[Records]
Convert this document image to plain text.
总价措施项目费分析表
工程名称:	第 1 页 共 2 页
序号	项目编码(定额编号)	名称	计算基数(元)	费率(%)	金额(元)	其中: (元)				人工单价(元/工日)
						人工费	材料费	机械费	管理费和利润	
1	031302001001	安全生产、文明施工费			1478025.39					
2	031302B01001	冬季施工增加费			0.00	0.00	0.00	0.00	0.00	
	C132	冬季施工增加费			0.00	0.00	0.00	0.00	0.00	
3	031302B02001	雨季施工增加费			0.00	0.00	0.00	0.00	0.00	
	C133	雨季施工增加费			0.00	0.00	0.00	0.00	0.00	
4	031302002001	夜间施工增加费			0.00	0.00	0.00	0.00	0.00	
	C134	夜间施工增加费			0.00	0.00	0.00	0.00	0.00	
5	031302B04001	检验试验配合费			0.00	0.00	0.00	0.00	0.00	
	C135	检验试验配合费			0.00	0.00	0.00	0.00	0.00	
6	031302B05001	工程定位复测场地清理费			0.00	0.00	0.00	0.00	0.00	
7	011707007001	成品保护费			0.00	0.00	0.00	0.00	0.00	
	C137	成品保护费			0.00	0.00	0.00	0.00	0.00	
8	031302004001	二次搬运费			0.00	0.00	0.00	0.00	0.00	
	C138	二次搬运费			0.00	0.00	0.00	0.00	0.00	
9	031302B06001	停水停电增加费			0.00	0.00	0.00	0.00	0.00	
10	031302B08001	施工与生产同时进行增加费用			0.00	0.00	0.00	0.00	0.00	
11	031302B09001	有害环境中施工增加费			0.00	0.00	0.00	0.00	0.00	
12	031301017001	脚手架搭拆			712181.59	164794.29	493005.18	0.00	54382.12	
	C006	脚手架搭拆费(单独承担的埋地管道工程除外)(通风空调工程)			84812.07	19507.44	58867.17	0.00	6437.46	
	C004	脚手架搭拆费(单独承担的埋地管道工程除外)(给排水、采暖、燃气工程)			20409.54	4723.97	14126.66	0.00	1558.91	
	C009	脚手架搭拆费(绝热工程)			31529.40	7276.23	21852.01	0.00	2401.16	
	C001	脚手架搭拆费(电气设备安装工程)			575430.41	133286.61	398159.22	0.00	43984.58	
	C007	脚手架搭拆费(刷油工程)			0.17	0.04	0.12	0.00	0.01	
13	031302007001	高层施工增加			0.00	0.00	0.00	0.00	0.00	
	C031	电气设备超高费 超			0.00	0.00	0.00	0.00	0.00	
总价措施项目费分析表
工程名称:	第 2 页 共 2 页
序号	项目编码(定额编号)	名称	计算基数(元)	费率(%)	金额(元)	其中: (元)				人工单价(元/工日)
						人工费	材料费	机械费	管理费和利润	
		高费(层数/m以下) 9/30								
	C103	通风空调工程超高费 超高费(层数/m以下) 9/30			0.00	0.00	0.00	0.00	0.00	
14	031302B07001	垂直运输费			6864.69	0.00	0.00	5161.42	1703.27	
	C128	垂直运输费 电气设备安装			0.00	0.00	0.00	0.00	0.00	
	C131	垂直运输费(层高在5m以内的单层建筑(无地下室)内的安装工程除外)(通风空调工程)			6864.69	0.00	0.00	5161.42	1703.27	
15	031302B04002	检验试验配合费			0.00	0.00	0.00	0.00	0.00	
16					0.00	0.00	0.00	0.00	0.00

> _TO DO_: Copy out each line that contains the word "雨季施工增加费".

> _TASK ANSWER_:
3	031302B02001	雨季施工增加费			0.00	0.00	0.00	0.00	0.00	
	C133	雨季施工增加费			0.00	0.00	0.00	0.00	0.00	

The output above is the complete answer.